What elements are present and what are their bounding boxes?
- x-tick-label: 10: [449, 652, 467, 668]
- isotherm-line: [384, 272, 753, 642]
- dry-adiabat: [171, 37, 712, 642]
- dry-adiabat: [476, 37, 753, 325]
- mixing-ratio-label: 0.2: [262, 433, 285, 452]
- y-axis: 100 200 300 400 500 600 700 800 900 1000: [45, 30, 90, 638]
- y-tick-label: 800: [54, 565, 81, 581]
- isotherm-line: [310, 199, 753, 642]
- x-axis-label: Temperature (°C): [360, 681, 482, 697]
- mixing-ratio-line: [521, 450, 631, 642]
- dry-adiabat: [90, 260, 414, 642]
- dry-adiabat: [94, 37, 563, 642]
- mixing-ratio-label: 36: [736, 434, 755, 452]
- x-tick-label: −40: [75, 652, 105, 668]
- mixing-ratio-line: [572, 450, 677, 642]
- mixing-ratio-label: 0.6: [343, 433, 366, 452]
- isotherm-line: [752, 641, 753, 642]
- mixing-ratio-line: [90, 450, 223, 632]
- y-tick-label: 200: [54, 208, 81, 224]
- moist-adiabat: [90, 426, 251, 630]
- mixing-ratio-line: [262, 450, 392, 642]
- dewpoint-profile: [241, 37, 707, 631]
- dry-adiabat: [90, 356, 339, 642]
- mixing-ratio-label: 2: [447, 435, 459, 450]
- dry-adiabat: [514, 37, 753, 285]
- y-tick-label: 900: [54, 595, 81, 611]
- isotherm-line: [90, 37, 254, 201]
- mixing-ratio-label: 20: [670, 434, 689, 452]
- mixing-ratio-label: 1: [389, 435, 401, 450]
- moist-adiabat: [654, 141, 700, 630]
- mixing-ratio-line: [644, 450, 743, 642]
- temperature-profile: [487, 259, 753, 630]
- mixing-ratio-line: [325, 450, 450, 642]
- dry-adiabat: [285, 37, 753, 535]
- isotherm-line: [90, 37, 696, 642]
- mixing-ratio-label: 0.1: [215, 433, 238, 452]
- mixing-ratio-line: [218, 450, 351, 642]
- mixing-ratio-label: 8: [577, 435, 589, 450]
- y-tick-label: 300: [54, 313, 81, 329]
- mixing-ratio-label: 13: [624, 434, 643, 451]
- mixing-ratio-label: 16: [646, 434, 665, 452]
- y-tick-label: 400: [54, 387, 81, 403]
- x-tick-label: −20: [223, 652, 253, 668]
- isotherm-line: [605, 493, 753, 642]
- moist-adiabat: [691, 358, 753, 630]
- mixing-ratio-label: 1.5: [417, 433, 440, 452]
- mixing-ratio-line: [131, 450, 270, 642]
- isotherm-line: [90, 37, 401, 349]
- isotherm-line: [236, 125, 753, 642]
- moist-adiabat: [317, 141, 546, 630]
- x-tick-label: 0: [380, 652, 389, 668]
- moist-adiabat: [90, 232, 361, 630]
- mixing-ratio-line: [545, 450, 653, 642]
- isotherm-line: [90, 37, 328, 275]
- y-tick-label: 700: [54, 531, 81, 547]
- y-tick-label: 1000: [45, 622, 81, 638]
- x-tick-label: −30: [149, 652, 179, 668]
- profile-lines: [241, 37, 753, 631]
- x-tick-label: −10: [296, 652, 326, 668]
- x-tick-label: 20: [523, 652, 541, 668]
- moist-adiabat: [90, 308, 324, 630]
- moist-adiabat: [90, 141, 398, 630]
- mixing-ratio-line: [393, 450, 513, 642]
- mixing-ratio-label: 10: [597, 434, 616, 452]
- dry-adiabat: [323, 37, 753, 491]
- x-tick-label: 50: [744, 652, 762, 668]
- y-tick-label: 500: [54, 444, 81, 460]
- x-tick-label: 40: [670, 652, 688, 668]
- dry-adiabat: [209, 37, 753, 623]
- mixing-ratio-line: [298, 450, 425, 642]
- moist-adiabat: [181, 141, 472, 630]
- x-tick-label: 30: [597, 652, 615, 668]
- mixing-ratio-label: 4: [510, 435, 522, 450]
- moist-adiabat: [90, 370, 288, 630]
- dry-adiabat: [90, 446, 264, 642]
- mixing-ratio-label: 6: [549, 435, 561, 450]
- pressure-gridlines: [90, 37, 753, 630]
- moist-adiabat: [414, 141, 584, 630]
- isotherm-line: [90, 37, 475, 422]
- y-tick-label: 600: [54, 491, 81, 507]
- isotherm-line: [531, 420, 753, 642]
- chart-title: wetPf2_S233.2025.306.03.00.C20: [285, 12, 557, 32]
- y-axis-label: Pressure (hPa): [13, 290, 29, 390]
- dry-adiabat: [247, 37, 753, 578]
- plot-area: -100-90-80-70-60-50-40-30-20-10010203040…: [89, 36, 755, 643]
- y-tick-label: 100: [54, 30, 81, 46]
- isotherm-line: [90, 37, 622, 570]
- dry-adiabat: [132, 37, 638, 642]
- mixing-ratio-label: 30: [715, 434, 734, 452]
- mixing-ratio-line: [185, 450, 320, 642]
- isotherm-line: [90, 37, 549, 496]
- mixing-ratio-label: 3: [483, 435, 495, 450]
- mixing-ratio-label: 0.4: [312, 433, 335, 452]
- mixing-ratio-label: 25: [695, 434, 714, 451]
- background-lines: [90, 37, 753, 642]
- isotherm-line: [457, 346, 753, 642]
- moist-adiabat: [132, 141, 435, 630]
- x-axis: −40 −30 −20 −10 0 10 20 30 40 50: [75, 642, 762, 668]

◆ WHAT YOU NEED TO DO
Reproduce every line above verbatim, in the same order.

◆ RESPONSE
What elements are present and what are their bounding boxes?
- x-tick-label: 10: [449, 652, 467, 668]
- isotherm-line: [384, 272, 753, 642]
- dry-adiabat: [171, 37, 712, 642]
- dry-adiabat: [476, 37, 753, 325]
- mixing-ratio-label: 0.2: [262, 433, 285, 452]
- y-axis: 100 200 300 400 500 600 700 800 900 1000: [45, 30, 90, 638]
- y-tick-label: 800: [54, 565, 81, 581]
- isotherm-line: [310, 199, 753, 642]
- x-axis-label: Temperature (°C): [360, 681, 482, 697]
- mixing-ratio-line: [521, 450, 631, 642]
- dry-adiabat: [90, 260, 414, 642]
- dry-adiabat: [94, 37, 563, 642]
- mixing-ratio-label: 36: [736, 434, 755, 452]
- x-tick-label: −40: [75, 652, 105, 668]
- mixing-ratio-line: [572, 450, 677, 642]
- mixing-ratio-label: 0.6: [343, 433, 366, 452]
- isotherm-line: [752, 641, 753, 642]
- mixing-ratio-line: [90, 450, 223, 632]
- y-tick-label: 200: [54, 208, 81, 224]
- moist-adiabat: [90, 426, 251, 630]
- mixing-ratio-line: [262, 450, 392, 642]
- dewpoint-profile: [241, 37, 707, 631]
- dry-adiabat: [90, 356, 339, 642]
- mixing-ratio-label: 2: [447, 435, 459, 450]
- dry-adiabat: [514, 37, 753, 285]
- y-tick-label: 900: [54, 595, 81, 611]
- isotherm-line: [90, 37, 254, 201]
- mixing-ratio-label: 20: [670, 434, 689, 452]
- mixing-ratio-label: 1: [389, 435, 401, 450]
- moist-adiabat: [654, 141, 700, 630]
- mixing-ratio-line: [644, 450, 743, 642]
- temperature-profile: [487, 259, 753, 630]
- mixing-ratio-line: [325, 450, 450, 642]
- dry-adiabat: [285, 37, 753, 535]
- isotherm-line: [90, 37, 696, 642]
- mixing-ratio-label: 0.1: [215, 433, 238, 452]
- mixing-ratio-line: [218, 450, 351, 642]
- mixing-ratio-label: 8: [577, 435, 589, 450]
- y-tick-label: 300: [54, 313, 81, 329]
- mixing-ratio-label: 13: [624, 434, 643, 451]
- mixing-ratio-label: 16: [646, 434, 665, 452]
- y-tick-label: 400: [54, 387, 81, 403]
- x-tick-label: −20: [223, 652, 253, 668]
- isotherm-line: [605, 493, 753, 642]
- moist-adiabat: [691, 358, 753, 630]
- mixing-ratio-label: 1.5: [417, 433, 440, 452]
- mixing-ratio-line: [131, 450, 270, 642]
- isotherm-line: [90, 37, 401, 349]
- isotherm-line: [236, 125, 753, 642]
- moist-adiabat: [317, 141, 546, 630]
- x-tick-label: 0: [380, 652, 389, 668]
- moist-adiabat: [90, 232, 361, 630]
- mixing-ratio-line: [545, 450, 653, 642]
- isotherm-line: [90, 37, 328, 275]
- y-tick-label: 700: [54, 531, 81, 547]
- y-tick-label: 1000: [45, 622, 81, 638]
- x-tick-label: −30: [149, 652, 179, 668]
- profile-lines: [241, 37, 753, 631]
- x-tick-label: −10: [296, 652, 326, 668]
- x-tick-label: 20: [523, 652, 541, 668]
- moist-adiabat: [90, 308, 324, 630]
- moist-adiabat: [90, 141, 398, 630]
- mixing-ratio-line: [393, 450, 513, 642]
- mixing-ratio-label: 10: [597, 434, 616, 452]
- dry-adiabat: [323, 37, 753, 491]
- x-tick-label: 50: [744, 652, 762, 668]
- y-tick-label: 500: [54, 444, 81, 460]
- x-tick-label: 40: [670, 652, 688, 668]
- dry-adiabat: [209, 37, 753, 623]
- mixing-ratio-line: [298, 450, 425, 642]
- moist-adiabat: [181, 141, 472, 630]
- x-tick-label: 30: [597, 652, 615, 668]
- mixing-ratio-label: 4: [510, 435, 522, 450]
- moist-adiabat: [90, 370, 288, 630]
- dry-adiabat: [90, 446, 264, 642]
- mixing-ratio-label: 6: [549, 435, 561, 450]
- pressure-gridlines: [90, 37, 753, 630]
- moist-adiabat: [414, 141, 584, 630]
- isotherm-line: [90, 37, 475, 422]
- y-tick-label: 600: [54, 491, 81, 507]
- isotherm-line: [531, 420, 753, 642]
- chart-title: wetPf2_S233.2025.306.03.00.C20: [285, 12, 557, 32]
- y-axis-label: Pressure (hPa): [13, 290, 29, 390]
- dry-adiabat: [247, 37, 753, 578]
- plot-area: -100-90-80-70-60-50-40-30-20-10010203040…: [89, 36, 755, 643]
- y-tick-label: 100: [54, 30, 81, 46]
- isotherm-line: [90, 37, 622, 570]
- dry-adiabat: [132, 37, 638, 642]
- mixing-ratio-label: 30: [715, 434, 734, 452]
- mixing-ratio-line: [185, 450, 320, 642]
- isotherm-line: [90, 37, 549, 496]
- mixing-ratio-label: 3: [483, 435, 495, 450]
- mixing-ratio-label: 0.4: [312, 433, 335, 452]
- mixing-ratio-label: 25: [695, 434, 714, 451]
- background-lines: [90, 37, 753, 642]
- isotherm-line: [457, 346, 753, 642]
- moist-adiabat: [132, 141, 435, 630]
- x-axis: −40 −30 −20 −10 0 10 20 30 40 50: [75, 642, 762, 668]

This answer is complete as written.